### Dataset records

■ ■ ■ ■ ■ ■ ■

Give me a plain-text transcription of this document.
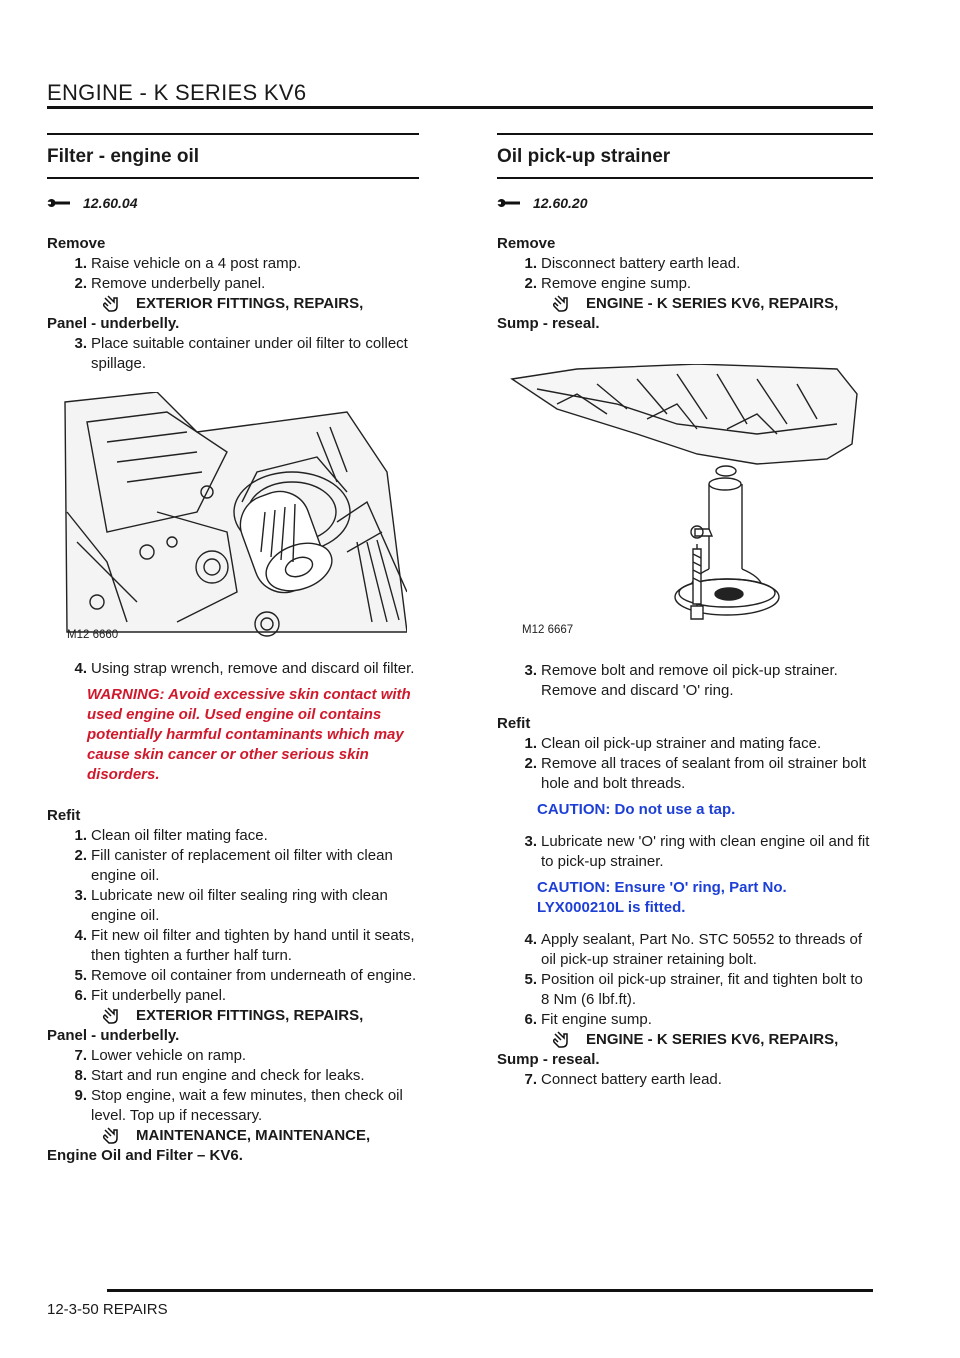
ENGINE - K SERIES KV6
Filter - engine oil
12.60.04
Remove
1. Raise vehicle on a 4 post ramp.
2. Remove underbelly panel.
EXTERIOR FITTINGS, REPAIRS,
Panel - underbelly.
3. Place suitable container under oil filter to collect spillage.
M12 6660
4. Using strap wrench, remove and discard oil filter.
WARNING: Avoid excessive skin contact with used engine oil. Used engine oil contains potentially harmful contaminants which may cause skin cancer or other serious skin disorders.
Refit
1. Clean oil filter mating face.
2. Fill canister of replacement oil filter with clean engine oil.
3. Lubricate new oil filter sealing ring with clean engine oil.
4. Fit new oil filter and tighten by hand until it seats, then tighten a further half turn.
5. Remove oil container from underneath of engine.
6. Fit underbelly panel.
EXTERIOR FITTINGS, REPAIRS,
Panel - underbelly.
7. Lower vehicle on ramp.
8. Start and run engine and check for leaks.
9. Stop engine, wait a few minutes, then check oil level. Top up if necessary.
MAINTENANCE, MAINTENANCE,
Engine Oil and Filter – KV6.
Oil pick-up strainer
12.60.20
Remove
1. Disconnect battery earth lead.
2. Remove engine sump.
ENGINE - K SERIES KV6, REPAIRS,
Sump - reseal.
M12 6667
3. Remove bolt and remove oil pick-up strainer. Remove and discard 'O' ring.
Refit
1. Clean oil pick-up strainer and mating face.
2. Remove all traces of sealant from oil strainer bolt hole and bolt threads.
CAUTION: Do not use a tap.
3. Lubricate new 'O' ring with clean engine oil and fit to pick-up strainer.
CAUTION: Ensure 'O' ring, Part No. LYX000210L is fitted.
4. Apply sealant, Part No. STC 50552 to threads of oil pick-up strainer retaining bolt.
5. Position oil pick-up strainer, fit and tighten bolt to 8 Nm (6 lbf.ft).
6. Fit engine sump.
ENGINE - K SERIES KV6, REPAIRS,
Sump - reseal.
7. Connect battery earth lead.
12-3-50 REPAIRS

■ ■ ■ ■ ■ ■ ■

### The request
Each line that has the word "Lubricate" should be copied.

### Solution for this task
3. Lubricate new oil filter sealing ring with clean engine oil.
3. Lubricate new 'O' ring with clean engine oil and fit to pick-up strainer.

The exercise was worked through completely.